**To do**. Write out each line exactly as given. Leave the pictures out of your copy.

**Material for this task**.
________________________________________

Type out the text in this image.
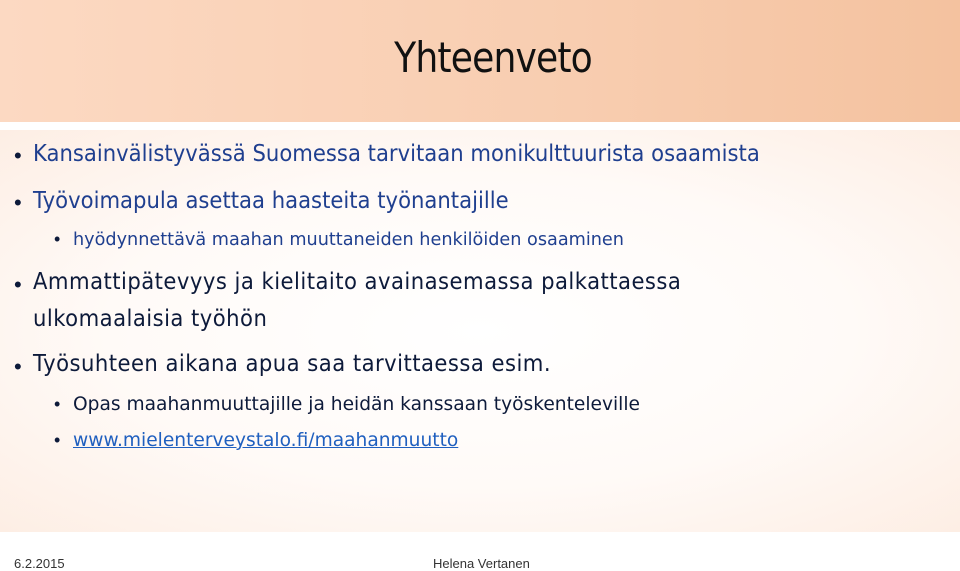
Yhteenveto
• Kansainvälistyvässä Suomessa tarvitaan monikulttuurista osaamista
• Työvoimapula asettaa haasteita työnantajille
• hyödynnettävä maahan muuttaneiden henkilöiden osaaminen
• Ammattipätevyys ja kielitaito avainasemassa palkattaessa
ulkomaalaisia työhön
• Työsuhteen aikana apua saa tarvittaessa esim.
• Opas maahanmuuttajille ja heidän kanssaan työskenteleville
• www.mielenterveystalo.fi/maahanmuutto
6.2.2015	Helena Vertanen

________________________________________

**Response to the task**.
Type out the text in this image.
Yhteenveto
• Kansainvälistyvässä Suomessa tarvitaan monikulttuurista osaamista
• Työvoimapula asettaa haasteita työnantajille
• hyödynnettävä maahan muuttaneiden henkilöiden osaaminen
• Ammattipätevyys ja kielitaito avainasemassa palkattaessa
ulkomaalaisia työhön
• Työsuhteen aikana apua saa tarvittaessa esim.
• Opas maahanmuuttajille ja heidän kanssaan työskenteleville
• www.mielenterveystalo.fi/maahanmuutto
6.2.2015	Helena Vertanen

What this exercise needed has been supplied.